- [Short exercise]:
Write the next part of the dissenting opinion on the Buckman estate codicil below, starting after its final sentence.

- [Page]:
Buckman's Estate

Lamorerle, P. J.,

dissenting. — The one question raised by exceptant is whether the executrix of the will of a son who survived testator, but died childless during the life of the cestui que trust, is entitled to a share of principal as coming within the designation of “other children” in the codicil to testators’ will, which codicil reads as follows:

“My daughter Florence’s share is to be invested and she to have the income of the same during her lifetime, at her decease the principal sum is to be equally divided among my other children, should any be deceased leaving children said share is to be equally divided among them.”

The Auditing Judge divided the fund in equal shares among one surviving child and children of two deceased children, ruling that the estate of the son (who, while surviving his father, is now dead and without descendants) was not entitled.

It is contended that the codicil, read in connection with the residuary clause of the will, shows a clear intent to vest the entire estate in the children, as of the date of testator’s decease; on the other hand, it is claimed that the date of the death of the equitable life tenant fixes not only the time of distribution but also determines the class which is to take.

(Listings of boxed layout items)
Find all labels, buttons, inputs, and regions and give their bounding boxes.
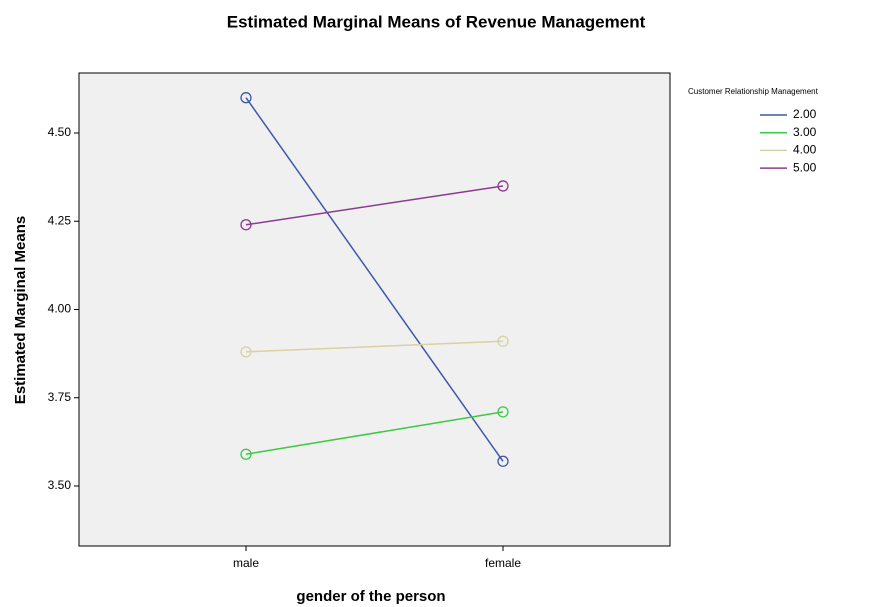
y-tick-label: 4.00	[48, 302, 72, 316]
x-axis-label: gender of the person	[296, 588, 445, 605]
x-tick-label: male	[233, 556, 259, 570]
y-tick-label: 4.25	[48, 213, 72, 227]
x-tick-label: female	[485, 556, 521, 570]
series-line	[245, 340, 504, 353]
series-line	[245, 97, 504, 462]
point-marker	[240, 448, 252, 460]
point-marker	[240, 346, 252, 358]
chart-title: Estimated Marginal Means of Revenue Mana…	[227, 12, 646, 31]
point-marker	[240, 219, 252, 231]
point-marker	[497, 180, 509, 192]
y-tick-label: 3.50	[48, 478, 72, 492]
y-tick-label: 3.75	[48, 390, 72, 404]
point-marker	[497, 406, 509, 418]
series-line	[245, 411, 504, 455]
legend-label: 3.00	[793, 125, 817, 139]
plot-area	[78, 72, 671, 547]
legend-label: 4.00	[793, 143, 817, 157]
point-marker	[497, 335, 509, 347]
series-line	[245, 185, 504, 226]
y-axis-label: Estimated Marginal Means	[12, 216, 29, 404]
point-marker	[497, 455, 509, 467]
legend-label: 5.00	[793, 160, 817, 174]
y-tick-label: 4.50	[48, 125, 72, 139]
point-marker	[240, 92, 252, 104]
legend-title: Customer Relationship Management	[688, 87, 819, 96]
legend-label: 2.00	[793, 107, 817, 121]
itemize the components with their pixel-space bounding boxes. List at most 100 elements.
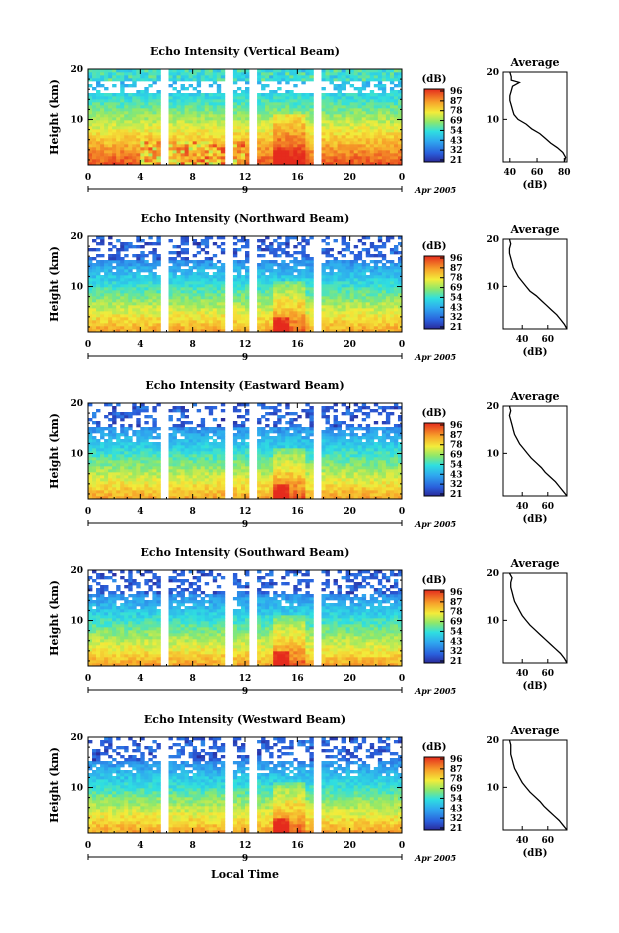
panel-1: Echo Intensity (Vertical Beam) 10 20 Height… xyxy=(48,45,571,196)
y-tick-label: 20 xyxy=(70,399,83,409)
profile-x-tick-label: 40 xyxy=(516,502,529,512)
x-tick-label: 20 xyxy=(343,340,356,350)
profile-x-tick-label: 60 xyxy=(542,669,555,679)
y-axis-label: Height (km) xyxy=(48,413,61,489)
y-axis-label: Height (km) xyxy=(48,580,61,656)
profile-frame xyxy=(503,573,567,663)
profile-title: Average xyxy=(509,56,559,69)
colorbar-tick-label: 78 xyxy=(450,274,463,284)
colorbar xyxy=(424,757,444,830)
profile-x-tick-label: 60 xyxy=(542,502,555,512)
profile-y-tick-label: 20 xyxy=(486,736,499,746)
date-label: Apr 2005 xyxy=(414,185,457,195)
heatmap-cells xyxy=(88,236,402,332)
x-tick-label: 12 xyxy=(239,507,252,517)
colorbar-tick-label: 78 xyxy=(450,441,463,451)
x-tick-label: 16 xyxy=(291,674,304,684)
colorbar-tick-label: 78 xyxy=(450,608,463,618)
x-tick-label: 12 xyxy=(239,841,252,851)
colorbar-tick-label: 54 xyxy=(450,794,463,804)
profile-x-tick-label: 40 xyxy=(516,836,529,846)
x-tick-label: 0 xyxy=(85,507,91,517)
colorbar-tick-label: 32 xyxy=(450,647,463,657)
x-tick-label: 0 xyxy=(399,507,405,517)
day-marker: 9 xyxy=(242,520,248,530)
y-tick-label: 10 xyxy=(70,617,83,627)
panel-3: Echo Intensity (Eastward Beam)1020Height… xyxy=(48,379,567,530)
profile-x-label: (dB) xyxy=(523,180,548,191)
x-tick-label: 0 xyxy=(85,674,91,684)
colorbar-tick-label: 21 xyxy=(450,490,463,500)
colorbar-tick-label: 69 xyxy=(450,618,463,628)
colorbar-tick-label: 69 xyxy=(450,451,463,461)
colorbar-tick-label: 96 xyxy=(450,588,463,598)
panel-title: Echo Intensity (Southward Beam) xyxy=(141,546,350,559)
profile-y-tick-label: 10 xyxy=(486,616,499,626)
x-tick-label: 0 xyxy=(85,841,91,851)
y-axis-label: Height (km) xyxy=(48,747,61,823)
y-tick-label: 20 xyxy=(70,566,83,576)
date-label: Apr 2005 xyxy=(414,519,457,529)
y-axis-label: Height (km) xyxy=(48,79,61,155)
panel-title: Echo Intensity (Westward Beam) xyxy=(144,713,346,726)
date-label: Apr 2005 xyxy=(414,686,457,696)
x-tick-label: 12 xyxy=(239,674,252,684)
x-tick-label: 0 xyxy=(399,674,405,684)
heatmap-cells xyxy=(88,737,402,833)
profile-x-label: (dB) xyxy=(523,347,548,358)
heatmap-cells xyxy=(88,570,402,666)
date-label: Apr 2005 xyxy=(414,853,457,863)
colorbar-tick-label: 21 xyxy=(450,824,463,834)
colorbar-tick-label: 43 xyxy=(450,637,463,647)
colorbar-tick-label: 32 xyxy=(450,480,463,490)
colorbar-tick-label: 54 xyxy=(450,126,463,136)
x-tick-label: 16 xyxy=(291,173,304,183)
colorbar-tick-label: 54 xyxy=(450,293,463,303)
colorbar-tick-label: 32 xyxy=(450,313,463,323)
y-tick-label: 10 xyxy=(70,116,83,126)
x-axis-label: Local Time xyxy=(211,868,279,881)
profile-x-label: (dB) xyxy=(523,681,548,692)
profile-title: Average xyxy=(509,390,559,403)
x-tick-label: 16 xyxy=(291,841,304,851)
panel-title: Echo Intensity (Vertical Beam) xyxy=(150,45,340,58)
y-tick-label: 20 xyxy=(70,65,83,75)
colorbar-tick-label: 87 xyxy=(450,97,463,107)
colorbar-tick-label: 43 xyxy=(450,136,463,146)
y-axis-label: Height (km) xyxy=(48,246,61,322)
profile-y-tick-label: 20 xyxy=(486,569,499,579)
colorbar-tick-label: 69 xyxy=(450,117,463,127)
x-tick-label: 20 xyxy=(343,173,356,183)
x-tick-label: 4 xyxy=(137,507,143,517)
colorbar-unit: (dB) xyxy=(422,742,447,753)
y-tick-label: 20 xyxy=(70,733,83,743)
colorbar-tick-label: 69 xyxy=(450,785,463,795)
profile-x-label: (dB) xyxy=(523,848,548,859)
colorbar-tick-label: 32 xyxy=(450,146,463,156)
x-tick-label: 0 xyxy=(399,173,405,183)
colorbar xyxy=(424,590,444,663)
x-tick-label: 8 xyxy=(190,507,196,517)
x-tick-label: 0 xyxy=(399,841,405,851)
heatmap-cells xyxy=(88,69,402,165)
colorbar-tick-label: 21 xyxy=(450,657,463,667)
panel-2: Echo Intensity (Northward Beam)1020Heigh… xyxy=(48,212,567,363)
profile-title: Average xyxy=(509,223,559,236)
x-tick-label: 4 xyxy=(137,173,143,183)
day-marker: 9 xyxy=(242,687,248,697)
profile-y-tick-label: 10 xyxy=(486,449,499,459)
y-tick-label: 20 xyxy=(70,232,83,242)
colorbar-tick-label: 78 xyxy=(450,775,463,785)
colorbar-tick-label: 96 xyxy=(450,755,463,765)
colorbar xyxy=(424,256,444,329)
colorbar-tick-label: 96 xyxy=(450,421,463,431)
profile-x-tick-label: 60 xyxy=(542,836,555,846)
x-tick-label: 12 xyxy=(239,173,252,183)
x-tick-label: 4 xyxy=(137,674,143,684)
x-tick-label: 8 xyxy=(190,173,196,183)
profile-y-tick-label: 10 xyxy=(486,783,499,793)
colorbar-tick-label: 43 xyxy=(450,804,463,814)
colorbar-tick-label: 54 xyxy=(450,460,463,470)
colorbar-tick-label: 87 xyxy=(450,598,463,608)
day-marker: 9 xyxy=(242,854,248,864)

- [Result of the exercise]:
For the sake of clarification, certain facts should be set forth in detail.

Joseph C. Buekman died in 1919. His will was made Oct. 8, 1894. After giving the income to his wife for life, this disposition was made of the residue:

“And as to all the residue and remainder of my Estate, real, personal or mixed of whatsoever nature or kind, or wheresoever situate at the time of my said wife’s decease I do hereby give, devise and bequeath to be divided in equal shares amongst all my children or their heirs.”

On Dee. 1, 1914, he made the hereinbefore quoted codicil with reference to his daughter, Florence.

At the time of the making of this codicil the daughter, Florence, was unmarried and insane. Her then mental condition would seem to be the reason for the change in the will. There were then living four children, as well as the wife. One of these children, Jennie, predeceased testator, dying Jan. 11, 1918, survived by two children, J. Walter and Caroline, and by a husband, Emmor T. Watson. The wife also died in the lifetime of testator.

All of his estate has been distributed in four equal parts among three sons, Walter R., J. Morris and Harry L., each one-fourth, and two grandchildren, the issue of the daughter, Jennie, who died in decedent’s lifetime, and who took their parent’s one-fourth.

*657One of these three sons, J. Morris, has since died; he leaves no issue. His wife, however, survived him. He bequeathed to her his estate and made her executrix of his will.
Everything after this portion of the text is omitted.